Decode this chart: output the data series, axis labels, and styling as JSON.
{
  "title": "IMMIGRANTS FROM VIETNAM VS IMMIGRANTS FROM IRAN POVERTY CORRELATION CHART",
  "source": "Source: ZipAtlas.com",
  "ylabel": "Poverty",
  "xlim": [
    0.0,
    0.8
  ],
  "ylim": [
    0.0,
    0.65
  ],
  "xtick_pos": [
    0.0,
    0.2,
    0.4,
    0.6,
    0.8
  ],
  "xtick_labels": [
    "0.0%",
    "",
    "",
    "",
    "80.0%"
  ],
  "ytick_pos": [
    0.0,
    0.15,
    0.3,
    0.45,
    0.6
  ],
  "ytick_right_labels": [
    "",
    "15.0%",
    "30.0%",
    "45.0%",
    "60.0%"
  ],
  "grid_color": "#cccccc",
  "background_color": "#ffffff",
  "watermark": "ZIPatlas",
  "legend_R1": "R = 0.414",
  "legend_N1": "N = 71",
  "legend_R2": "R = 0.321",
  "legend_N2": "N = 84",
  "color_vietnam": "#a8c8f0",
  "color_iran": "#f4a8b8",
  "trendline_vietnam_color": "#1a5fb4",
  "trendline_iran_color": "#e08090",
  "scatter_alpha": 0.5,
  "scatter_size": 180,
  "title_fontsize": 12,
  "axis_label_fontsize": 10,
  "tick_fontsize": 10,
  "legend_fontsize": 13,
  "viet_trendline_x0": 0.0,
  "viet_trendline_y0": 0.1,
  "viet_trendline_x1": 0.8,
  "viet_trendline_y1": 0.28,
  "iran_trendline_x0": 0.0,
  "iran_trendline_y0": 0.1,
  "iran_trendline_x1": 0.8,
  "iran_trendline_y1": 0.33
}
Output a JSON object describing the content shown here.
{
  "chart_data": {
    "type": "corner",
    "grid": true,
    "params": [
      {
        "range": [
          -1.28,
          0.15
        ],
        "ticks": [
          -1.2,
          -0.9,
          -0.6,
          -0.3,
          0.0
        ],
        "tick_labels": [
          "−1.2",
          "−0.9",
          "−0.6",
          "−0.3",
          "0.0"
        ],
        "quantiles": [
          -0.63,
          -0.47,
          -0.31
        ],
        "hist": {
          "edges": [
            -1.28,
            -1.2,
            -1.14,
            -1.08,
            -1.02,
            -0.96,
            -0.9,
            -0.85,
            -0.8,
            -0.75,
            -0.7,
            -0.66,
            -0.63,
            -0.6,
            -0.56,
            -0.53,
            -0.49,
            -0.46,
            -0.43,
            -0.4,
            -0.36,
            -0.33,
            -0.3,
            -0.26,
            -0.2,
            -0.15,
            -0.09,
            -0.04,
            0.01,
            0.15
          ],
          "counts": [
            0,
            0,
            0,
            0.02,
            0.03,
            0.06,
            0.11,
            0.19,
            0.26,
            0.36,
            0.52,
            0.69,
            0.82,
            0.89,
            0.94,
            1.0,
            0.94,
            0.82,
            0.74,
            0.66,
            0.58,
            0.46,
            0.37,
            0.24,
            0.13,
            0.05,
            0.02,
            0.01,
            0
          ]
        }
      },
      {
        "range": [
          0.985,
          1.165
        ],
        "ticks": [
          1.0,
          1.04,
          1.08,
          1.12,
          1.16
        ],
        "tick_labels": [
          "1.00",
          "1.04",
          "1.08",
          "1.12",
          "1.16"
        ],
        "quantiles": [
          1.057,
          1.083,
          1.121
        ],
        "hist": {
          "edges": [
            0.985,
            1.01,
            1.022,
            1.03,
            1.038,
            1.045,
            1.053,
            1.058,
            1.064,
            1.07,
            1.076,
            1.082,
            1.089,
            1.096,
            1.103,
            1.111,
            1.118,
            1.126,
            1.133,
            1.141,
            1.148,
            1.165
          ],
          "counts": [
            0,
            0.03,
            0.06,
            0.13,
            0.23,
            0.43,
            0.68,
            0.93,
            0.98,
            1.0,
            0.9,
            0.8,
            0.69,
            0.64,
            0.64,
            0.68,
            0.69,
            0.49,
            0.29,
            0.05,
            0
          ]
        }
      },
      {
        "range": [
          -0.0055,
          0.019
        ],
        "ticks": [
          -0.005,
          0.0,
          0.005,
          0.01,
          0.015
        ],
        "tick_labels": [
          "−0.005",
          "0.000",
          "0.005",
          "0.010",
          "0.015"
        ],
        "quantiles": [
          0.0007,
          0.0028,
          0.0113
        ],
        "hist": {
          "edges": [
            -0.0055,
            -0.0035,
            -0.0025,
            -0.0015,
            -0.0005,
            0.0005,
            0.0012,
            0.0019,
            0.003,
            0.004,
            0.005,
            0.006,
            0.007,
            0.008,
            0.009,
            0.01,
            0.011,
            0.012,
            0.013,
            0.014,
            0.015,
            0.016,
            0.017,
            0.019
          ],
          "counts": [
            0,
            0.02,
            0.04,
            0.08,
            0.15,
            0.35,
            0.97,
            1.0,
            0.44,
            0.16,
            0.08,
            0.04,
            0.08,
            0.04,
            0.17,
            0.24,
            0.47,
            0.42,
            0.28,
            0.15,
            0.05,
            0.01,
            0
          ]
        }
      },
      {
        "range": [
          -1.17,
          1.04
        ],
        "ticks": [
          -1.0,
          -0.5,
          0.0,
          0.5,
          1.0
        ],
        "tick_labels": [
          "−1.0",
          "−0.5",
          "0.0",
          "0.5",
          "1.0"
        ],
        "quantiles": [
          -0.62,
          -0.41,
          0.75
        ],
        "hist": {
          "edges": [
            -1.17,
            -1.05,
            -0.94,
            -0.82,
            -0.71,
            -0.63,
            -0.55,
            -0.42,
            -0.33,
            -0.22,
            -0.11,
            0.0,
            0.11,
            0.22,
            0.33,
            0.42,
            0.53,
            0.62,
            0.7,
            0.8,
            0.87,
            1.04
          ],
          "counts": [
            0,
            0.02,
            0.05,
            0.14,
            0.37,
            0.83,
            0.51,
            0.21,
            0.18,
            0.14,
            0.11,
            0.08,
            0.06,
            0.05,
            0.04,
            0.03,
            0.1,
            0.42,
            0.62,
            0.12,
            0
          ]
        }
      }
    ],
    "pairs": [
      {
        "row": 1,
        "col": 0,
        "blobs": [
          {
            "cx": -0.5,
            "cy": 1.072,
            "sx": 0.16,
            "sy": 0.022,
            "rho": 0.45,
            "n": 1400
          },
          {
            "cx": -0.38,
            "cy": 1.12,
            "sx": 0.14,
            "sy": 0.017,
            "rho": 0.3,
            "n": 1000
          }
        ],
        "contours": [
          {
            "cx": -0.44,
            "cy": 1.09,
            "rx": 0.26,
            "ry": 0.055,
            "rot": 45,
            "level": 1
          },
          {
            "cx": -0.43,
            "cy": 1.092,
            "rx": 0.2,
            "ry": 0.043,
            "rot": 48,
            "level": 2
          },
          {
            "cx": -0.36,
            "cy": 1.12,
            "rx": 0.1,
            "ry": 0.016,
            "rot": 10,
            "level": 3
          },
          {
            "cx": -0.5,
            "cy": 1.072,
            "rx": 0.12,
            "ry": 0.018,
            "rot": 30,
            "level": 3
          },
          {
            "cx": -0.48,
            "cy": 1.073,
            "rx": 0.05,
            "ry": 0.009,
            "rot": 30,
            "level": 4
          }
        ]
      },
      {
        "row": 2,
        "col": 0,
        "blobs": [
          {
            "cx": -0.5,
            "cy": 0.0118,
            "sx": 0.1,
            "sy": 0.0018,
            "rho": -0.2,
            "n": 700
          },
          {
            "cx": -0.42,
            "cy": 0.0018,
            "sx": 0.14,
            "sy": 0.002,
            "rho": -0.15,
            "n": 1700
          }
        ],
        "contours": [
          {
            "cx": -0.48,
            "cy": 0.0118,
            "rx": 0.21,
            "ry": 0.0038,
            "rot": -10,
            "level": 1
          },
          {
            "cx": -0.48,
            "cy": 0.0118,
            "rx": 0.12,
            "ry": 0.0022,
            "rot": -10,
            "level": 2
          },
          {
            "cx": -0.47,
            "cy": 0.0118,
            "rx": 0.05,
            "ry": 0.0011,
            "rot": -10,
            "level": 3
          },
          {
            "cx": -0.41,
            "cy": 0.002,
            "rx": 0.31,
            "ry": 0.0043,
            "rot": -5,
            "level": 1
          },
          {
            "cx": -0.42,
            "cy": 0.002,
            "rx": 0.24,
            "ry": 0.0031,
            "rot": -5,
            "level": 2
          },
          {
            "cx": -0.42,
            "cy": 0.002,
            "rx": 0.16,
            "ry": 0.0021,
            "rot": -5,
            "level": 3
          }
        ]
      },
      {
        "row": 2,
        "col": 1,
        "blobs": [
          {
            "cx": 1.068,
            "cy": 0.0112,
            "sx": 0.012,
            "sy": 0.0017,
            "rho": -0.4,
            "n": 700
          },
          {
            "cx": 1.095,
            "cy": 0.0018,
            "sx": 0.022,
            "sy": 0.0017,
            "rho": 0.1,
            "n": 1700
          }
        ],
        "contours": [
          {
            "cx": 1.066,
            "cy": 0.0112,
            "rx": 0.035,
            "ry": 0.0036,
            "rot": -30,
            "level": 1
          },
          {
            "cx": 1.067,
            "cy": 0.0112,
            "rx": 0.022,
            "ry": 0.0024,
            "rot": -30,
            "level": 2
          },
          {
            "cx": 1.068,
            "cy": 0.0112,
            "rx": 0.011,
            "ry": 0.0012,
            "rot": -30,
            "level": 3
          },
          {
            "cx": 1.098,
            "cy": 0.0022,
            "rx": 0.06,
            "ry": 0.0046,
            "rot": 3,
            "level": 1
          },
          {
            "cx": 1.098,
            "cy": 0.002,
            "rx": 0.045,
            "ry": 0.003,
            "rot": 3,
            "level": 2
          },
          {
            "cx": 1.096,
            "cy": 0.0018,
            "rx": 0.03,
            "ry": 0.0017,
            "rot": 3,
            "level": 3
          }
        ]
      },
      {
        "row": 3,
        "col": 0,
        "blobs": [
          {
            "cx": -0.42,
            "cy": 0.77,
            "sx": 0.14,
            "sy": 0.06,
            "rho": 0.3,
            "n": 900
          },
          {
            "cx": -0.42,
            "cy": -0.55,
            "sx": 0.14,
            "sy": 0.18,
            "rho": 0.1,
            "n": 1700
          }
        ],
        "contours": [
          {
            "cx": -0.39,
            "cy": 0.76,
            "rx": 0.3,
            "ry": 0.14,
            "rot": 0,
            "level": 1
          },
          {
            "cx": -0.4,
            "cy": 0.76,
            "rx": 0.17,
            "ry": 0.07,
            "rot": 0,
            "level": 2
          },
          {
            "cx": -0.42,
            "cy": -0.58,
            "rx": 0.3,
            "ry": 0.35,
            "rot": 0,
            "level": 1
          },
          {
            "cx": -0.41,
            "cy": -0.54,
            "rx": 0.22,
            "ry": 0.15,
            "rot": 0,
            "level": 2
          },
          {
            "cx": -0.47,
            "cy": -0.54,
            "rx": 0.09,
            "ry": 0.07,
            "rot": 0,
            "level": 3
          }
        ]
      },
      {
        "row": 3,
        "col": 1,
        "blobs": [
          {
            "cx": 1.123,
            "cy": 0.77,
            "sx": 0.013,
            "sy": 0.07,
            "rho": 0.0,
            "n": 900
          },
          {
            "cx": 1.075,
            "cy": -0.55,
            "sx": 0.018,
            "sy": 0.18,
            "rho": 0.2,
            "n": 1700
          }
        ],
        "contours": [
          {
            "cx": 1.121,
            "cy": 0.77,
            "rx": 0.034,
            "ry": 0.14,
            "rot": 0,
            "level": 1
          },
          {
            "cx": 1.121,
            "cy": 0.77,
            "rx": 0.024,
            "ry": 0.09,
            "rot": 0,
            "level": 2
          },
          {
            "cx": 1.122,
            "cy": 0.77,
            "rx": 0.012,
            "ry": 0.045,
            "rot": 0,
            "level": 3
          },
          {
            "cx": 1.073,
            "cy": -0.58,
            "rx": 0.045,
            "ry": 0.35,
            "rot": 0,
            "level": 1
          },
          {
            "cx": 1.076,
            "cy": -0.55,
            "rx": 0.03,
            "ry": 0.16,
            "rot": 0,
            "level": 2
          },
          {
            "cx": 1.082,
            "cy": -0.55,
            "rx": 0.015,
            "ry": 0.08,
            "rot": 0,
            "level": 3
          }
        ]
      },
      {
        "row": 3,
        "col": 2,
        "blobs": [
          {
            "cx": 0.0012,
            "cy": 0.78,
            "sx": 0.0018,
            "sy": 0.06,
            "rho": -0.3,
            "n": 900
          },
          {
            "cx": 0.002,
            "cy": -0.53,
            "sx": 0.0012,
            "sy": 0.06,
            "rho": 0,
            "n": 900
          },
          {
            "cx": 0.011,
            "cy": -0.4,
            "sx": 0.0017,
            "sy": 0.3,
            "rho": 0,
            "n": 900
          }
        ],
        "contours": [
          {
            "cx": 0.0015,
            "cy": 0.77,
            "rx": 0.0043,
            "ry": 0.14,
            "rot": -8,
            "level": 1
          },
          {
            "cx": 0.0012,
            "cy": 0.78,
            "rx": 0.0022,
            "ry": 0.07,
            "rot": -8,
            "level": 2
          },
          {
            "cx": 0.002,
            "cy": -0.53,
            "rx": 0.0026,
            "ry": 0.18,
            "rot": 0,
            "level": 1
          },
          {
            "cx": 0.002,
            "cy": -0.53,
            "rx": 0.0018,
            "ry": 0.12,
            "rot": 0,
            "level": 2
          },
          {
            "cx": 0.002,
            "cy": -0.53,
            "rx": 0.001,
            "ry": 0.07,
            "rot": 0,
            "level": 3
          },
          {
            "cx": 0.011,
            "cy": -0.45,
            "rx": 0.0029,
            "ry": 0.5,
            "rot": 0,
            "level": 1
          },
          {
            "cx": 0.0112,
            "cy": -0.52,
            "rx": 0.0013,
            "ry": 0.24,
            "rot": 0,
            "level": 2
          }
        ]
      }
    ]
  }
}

- - -

* [BRIEF]: Tally the lines of the listing above that include the word "JSON". Answer with the number alone.

* [TASK ANSWER]: 2